Selection —
------------------------------------------------------------

British news outlets are to be supported by a new charity which will take advantage of tax breaks to funnel donations into public interest journalism across the UK.

The Public Interest News Foundation, which claims to be the first organisation of its kind to be awarded charitable status, is asking for donations to support journalism that helps inform the public. It will seek money from tech companies such as Google and Facebook – along with wealthy philanthropists, charitable trusts and members of the public – before deploying the cash to support news outlets it selects as meeting qualifying criteria.

“The objective is to support the new breed of small independent news organisations,” said founder, Jonathan Heawood. “They don’t have to be local, it just has to be public interest news. It can be international investigations, or news about the roadworks down your street. Just as long as they’re doing it accurately and ethically.”

------------------------------------------------------------

Entries supplied —
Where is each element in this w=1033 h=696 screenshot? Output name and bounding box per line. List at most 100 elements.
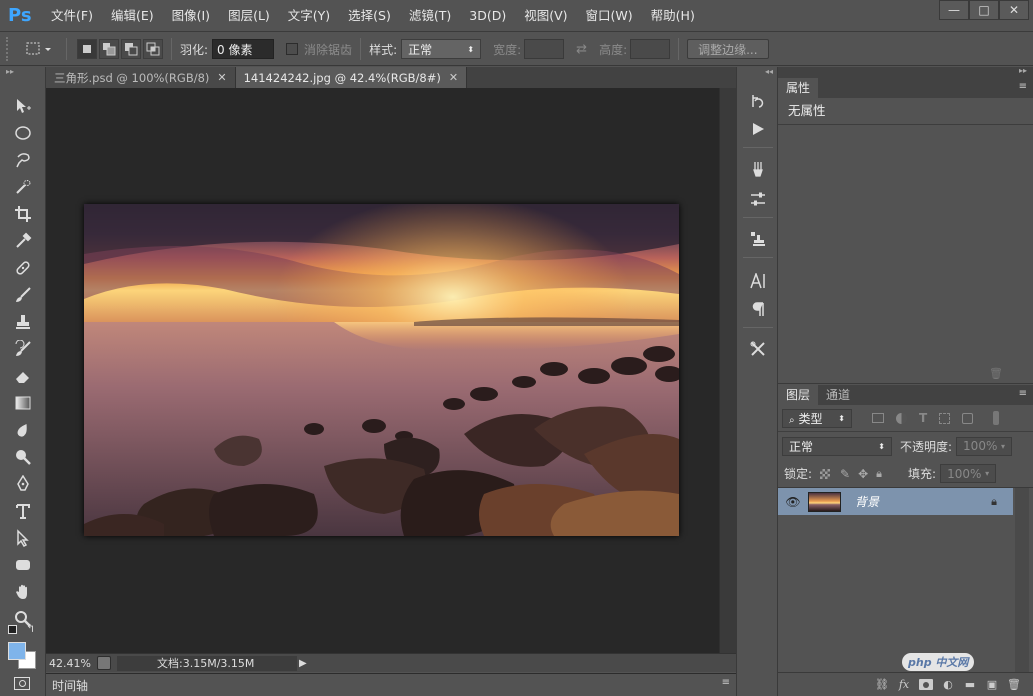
tab-close-icon[interactable]: ✕ [217, 71, 226, 84]
menu-window[interactable]: 窗口(W) [577, 0, 642, 32]
rectangle-tool[interactable] [10, 552, 36, 578]
layer-visibility-eye-icon[interactable]: 👁︎ [778, 495, 808, 509]
close-button[interactable]: ✕ [999, 0, 1029, 20]
timeline-menu-icon[interactable]: ≡ [722, 677, 730, 688]
character-panel-button[interactable] [745, 269, 771, 293]
tab-properties[interactable]: 属性 [778, 78, 819, 98]
lock-transparent-icon[interactable] [820, 468, 831, 479]
type-filter-icon[interactable]: T [919, 411, 927, 425]
menu-layer[interactable]: 图层(L) [219, 0, 279, 32]
tab-close-icon[interactable]: ✕ [449, 71, 458, 84]
history-panel-button[interactable] [745, 89, 771, 113]
layer-thumbnail[interactable] [808, 491, 841, 512]
pen-tool[interactable] [10, 471, 36, 497]
height-input[interactable] [630, 39, 671, 59]
lock-all-icon[interactable]: 🔒︎ [876, 467, 882, 481]
lock-image-icon[interactable]: ✎ [840, 467, 850, 481]
shape-filter-icon[interactable] [939, 412, 951, 424]
strip-collapse-icon[interactable]: ◂◂ [765, 67, 773, 76]
refine-edge-button[interactable]: 调整边缘... [687, 39, 769, 59]
filter-kind-select[interactable]: ⌕ 类型 ⬍ [782, 408, 852, 428]
tab-triangle-psd[interactable]: 三角形.psd @ 100%(RGB/8) ✕ [46, 67, 236, 88]
clone-source-button[interactable] [745, 227, 771, 251]
canvas-vertical-scrollbar[interactable] [719, 88, 736, 653]
crop-tool[interactable] [10, 201, 36, 227]
menu-select[interactable]: 选择(S) [339, 0, 400, 32]
type-tool[interactable] [10, 498, 36, 524]
tab-photo-jpg[interactable]: 141424242.jpg @ 42.4%(RGB/8#) ✕ [235, 67, 468, 88]
lasso-tool[interactable] [10, 147, 36, 173]
fill-input[interactable]: 100% ▾ [940, 464, 997, 483]
smart-object-filter-icon[interactable] [962, 412, 974, 424]
intersect-selection-button[interactable] [143, 39, 163, 59]
lock-position-icon[interactable]: ✥ [858, 467, 868, 481]
quick-selection-tool[interactable] [10, 174, 36, 200]
adjustment-layer-icon[interactable]: ◐ [937, 676, 959, 694]
quick-mask-button[interactable] [14, 677, 30, 690]
paragraph-panel-button[interactable] [745, 297, 771, 321]
foreground-color-swatch[interactable] [8, 642, 26, 660]
new-layer-icon[interactable]: ▣ [981, 676, 1003, 694]
canvas-area[interactable] [46, 88, 719, 653]
options-grip[interactable] [6, 37, 14, 61]
style-select[interactable]: 正常 ⬍ [401, 39, 482, 59]
blend-mode-select[interactable]: 正常 ⬍ [782, 436, 892, 456]
history-brush-tool[interactable] [10, 336, 36, 362]
panel-menu-icon[interactable]: ≡ [1019, 388, 1027, 399]
new-group-folder-icon[interactable]: ▬ [959, 676, 981, 694]
menu-image[interactable]: 图像(I) [163, 0, 219, 32]
actions-panel-button[interactable] [745, 117, 771, 141]
add-selection-button[interactable] [99, 39, 119, 59]
tool-preset-picker[interactable] [20, 36, 58, 62]
tab-layers[interactable]: 图层 [778, 385, 819, 405]
adjustments-button[interactable] [745, 187, 771, 211]
menu-filter[interactable]: 滤镜(T) [400, 0, 460, 32]
feather-input[interactable]: 0 像素 [212, 39, 275, 59]
properties-trash-icon[interactable]: 🗑 [989, 367, 1003, 380]
filter-toggle-icon[interactable] [993, 411, 1000, 425]
hand-tool[interactable] [10, 579, 36, 605]
brush-presets-button[interactable] [745, 157, 771, 181]
panel-top-grip[interactable]: ▸▸ [778, 66, 1033, 78]
panel-menu-icon[interactable]: ≡ [1019, 81, 1027, 92]
subtract-selection-button[interactable] [121, 39, 141, 59]
brush-tool[interactable] [10, 282, 36, 308]
menu-3d[interactable]: 3D(D) [460, 0, 515, 32]
width-input[interactable] [524, 39, 565, 59]
link-layers-icon[interactable]: ⛓ [871, 676, 893, 694]
new-selection-button[interactable] [77, 39, 97, 59]
eraser-tool[interactable] [10, 363, 36, 389]
maximize-button[interactable]: □ [969, 0, 999, 20]
status-info-icon[interactable] [97, 656, 111, 670]
menu-edit[interactable]: 编辑(E) [102, 0, 163, 32]
panel-expand-icon[interactable]: ▸▸ [1019, 66, 1027, 75]
layers-scrollbar[interactable] [1015, 488, 1029, 672]
eyedropper-tool[interactable] [10, 228, 36, 254]
toolbox-grip[interactable]: ▸▸ [0, 67, 45, 79]
layer-name[interactable]: 背景 [855, 493, 879, 510]
opacity-input[interactable]: 100% ▾ [956, 436, 1013, 456]
menu-file[interactable]: 文件(F) [42, 0, 102, 32]
menu-type[interactable]: 文字(Y) [279, 0, 339, 32]
clone-stamp-tool[interactable] [10, 309, 36, 335]
dodge-tool[interactable] [10, 444, 36, 470]
layer-row-background[interactable]: 👁︎ 背景 🔒︎ [778, 488, 1013, 515]
zoom-level[interactable]: 42.41% [46, 657, 91, 670]
add-mask-icon[interactable] [915, 676, 937, 694]
menu-help[interactable]: 帮助(H) [642, 0, 704, 32]
pixel-filter-icon[interactable] [872, 413, 884, 423]
minimize-button[interactable]: — [939, 0, 969, 20]
menu-view[interactable]: 视图(V) [515, 0, 576, 32]
document-image[interactable] [84, 204, 679, 536]
tab-channels[interactable]: 通道 [818, 385, 858, 405]
tool-presets-button[interactable] [745, 337, 771, 361]
path-selection-tool[interactable] [10, 525, 36, 551]
swap-dimensions-icon[interactable]: ⇄ [576, 42, 587, 57]
antialias-checkbox[interactable] [286, 43, 299, 55]
swap-colors-icon[interactable]: ↰ [26, 622, 35, 635]
blur-tool[interactable] [10, 417, 36, 443]
status-menu-arrow-icon[interactable]: ▶ [299, 658, 307, 669]
gradient-tool[interactable] [10, 390, 36, 416]
delete-layer-icon[interactable]: 🗑 [1003, 676, 1025, 694]
move-tool[interactable] [10, 93, 36, 119]
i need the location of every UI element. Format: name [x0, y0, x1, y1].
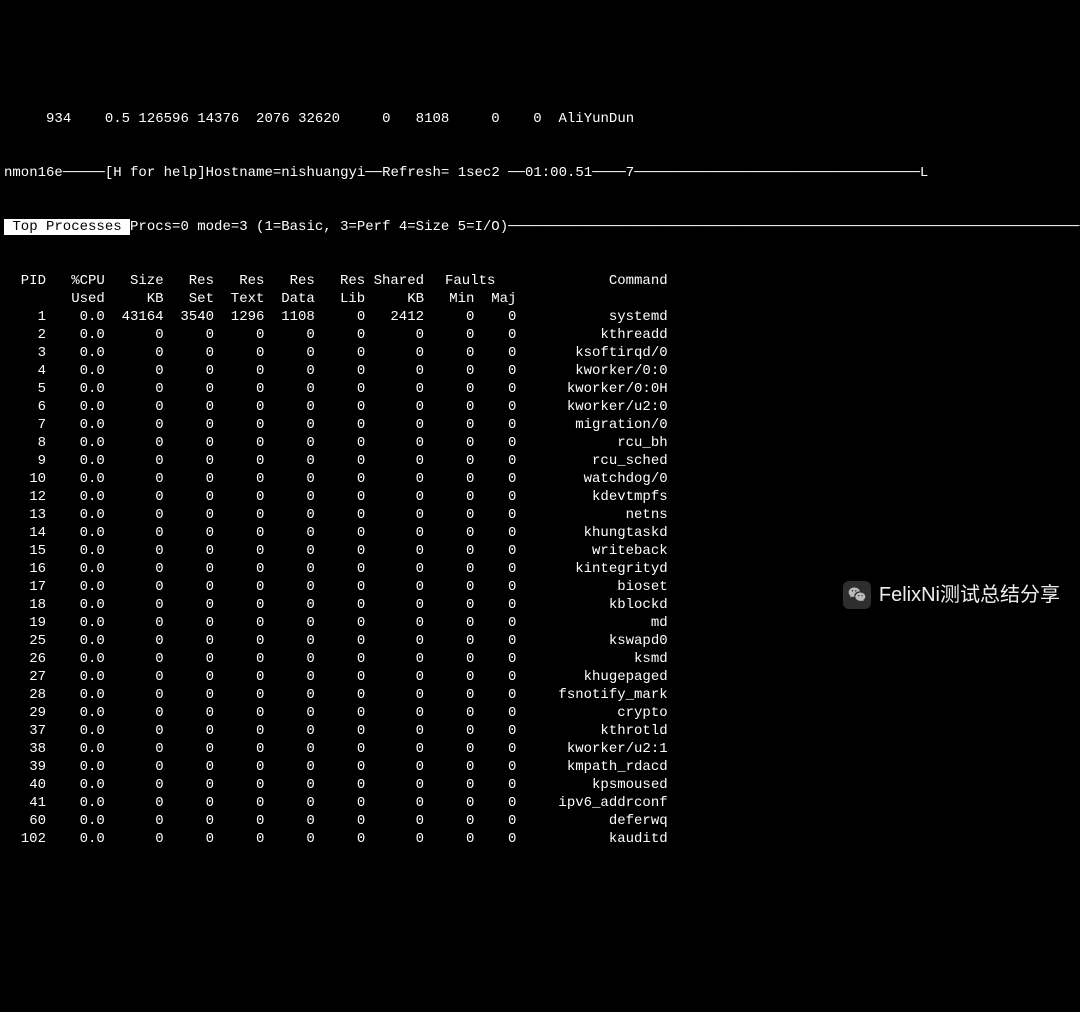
- nmon-version: nmon16e: [4, 165, 63, 181]
- table-row: 280.000000000fsnotify_mark: [4, 686, 668, 704]
- table-row: 70.000000000migration/0: [4, 416, 668, 434]
- time-value: 01:00.51: [525, 165, 592, 181]
- host-label: Hostname=: [206, 165, 282, 181]
- table-row: 90.000000000rcu_sched: [4, 452, 668, 470]
- table-row: 150.000000000writeback: [4, 542, 668, 560]
- terminal-output[interactable]: 934 0.5 126596 14376 2076 32620 0 8108 0…: [0, 72, 1080, 886]
- refresh-label: Refresh=: [382, 165, 449, 181]
- table-row: 10.0431643540129611080241200systemd: [4, 308, 668, 326]
- col-faults: Faults: [424, 272, 516, 290]
- table-row: 370.000000000kthrotld: [4, 722, 668, 740]
- status-line: nmon16e─────[H for help]Hostname=nishuan…: [4, 164, 1076, 182]
- header-row-2: Used KB Set Text Data Lib KB Min Maj: [4, 290, 668, 308]
- table-row: 170.000000000bioset: [4, 578, 668, 596]
- table-row: 290.000000000crypto: [4, 704, 668, 722]
- table-row: 270.000000000khugepaged: [4, 668, 668, 686]
- table-row: 260.000000000ksmd: [4, 650, 668, 668]
- col-res-text: Res: [214, 272, 264, 290]
- col-res-set: Res: [164, 272, 214, 290]
- table-row: 400.000000000kpsmoused: [4, 776, 668, 794]
- watermark-text: FelixNi测试总结分享: [879, 586, 1060, 604]
- refresh-value: 1sec2: [449, 165, 499, 181]
- table-row: 380.000000000kworker/u2:1: [4, 740, 668, 758]
- table-row: 250.000000000kswapd0: [4, 632, 668, 650]
- top-process-line: 934 0.5 126596 14376 2076 32620 0 8108 0…: [4, 110, 1076, 128]
- watermark: FelixNi测试总结分享: [843, 581, 1060, 609]
- table-row: 140.000000000khungtaskd: [4, 524, 668, 542]
- col-shared: Shared: [365, 272, 424, 290]
- header-row-1: PID %CPU Size Res Res Res Res Shared Fau…: [4, 272, 668, 290]
- table-row: 40.000000000kworker/0:0: [4, 362, 668, 380]
- col-size: Size: [105, 272, 164, 290]
- table-row: 390.000000000kmpath_rdacd: [4, 758, 668, 776]
- table-row: 130.000000000netns: [4, 506, 668, 524]
- col-res-lib: Res: [315, 272, 365, 290]
- mode-text: Procs=0 mode=3 (1=Basic, 3=Perf 4=Size 5…: [130, 219, 508, 235]
- col-cpu: %CPU: [46, 272, 105, 290]
- table-row: 50.000000000kworker/0:0H: [4, 380, 668, 398]
- table-row: 80.000000000rcu_bh: [4, 434, 668, 452]
- status-tail: L: [920, 165, 928, 181]
- table-row: 600.000000000deferwq: [4, 812, 668, 830]
- seg-value: 7: [626, 165, 634, 181]
- table-row: 100.000000000watchdog/0: [4, 470, 668, 488]
- table-row: 60.000000000kworker/u2:0: [4, 398, 668, 416]
- process-table: PID %CPU Size Res Res Res Res Shared Fau…: [4, 272, 668, 848]
- col-pid: PID: [4, 272, 46, 290]
- table-row: 120.000000000kdevtmpfs: [4, 488, 668, 506]
- wechat-icon: [843, 581, 871, 609]
- top-processes-label: Top Processes: [4, 219, 130, 235]
- host-value: nishuangyi: [281, 165, 365, 181]
- table-row: 20.000000000kthreadd: [4, 326, 668, 344]
- col-command: Command: [516, 272, 667, 290]
- table-row: 1020.000000000kauditd: [4, 830, 668, 848]
- table-row: 30.000000000ksoftirqd/0: [4, 344, 668, 362]
- table-row: 160.000000000kintegrityd: [4, 560, 668, 578]
- col-res-data: Res: [264, 272, 314, 290]
- section-title-line: Top Processes Procs=0 mode=3 (1=Basic, 3…: [4, 218, 1076, 236]
- help-hint: [H for help]: [105, 165, 206, 181]
- table-row: 410.000000000ipv6_addrconf: [4, 794, 668, 812]
- table-row: 180.000000000kblockd: [4, 596, 668, 614]
- table-row: 190.000000000md: [4, 614, 668, 632]
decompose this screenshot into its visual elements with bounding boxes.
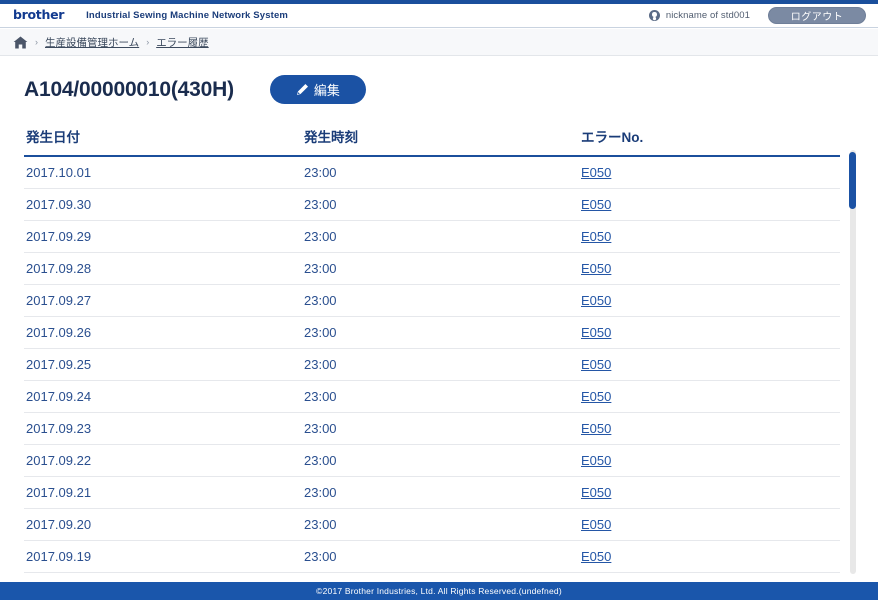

------------------------------------------------------------

Exercise prompt —
Copy the passage on the new journalism charity word for word, from "British news outlets" to "meeting qualifying criteria.".

Answer to this exercise —
British news outlets are to be supported by a new charity which will take advantage of tax breaks to funnel donations into public interest journalism across the UK.

The Public Interest News Foundation, which claims to be the first organisation of its kind to be awarded charitable status, is asking for donations to support journalism that helps inform the public. It will seek money from tech companies such as Google and Facebook – along with wealthy philanthropists, charitable trusts and members of the public – before deploying the cash to support news outlets it selects as meeting qualifying criteria.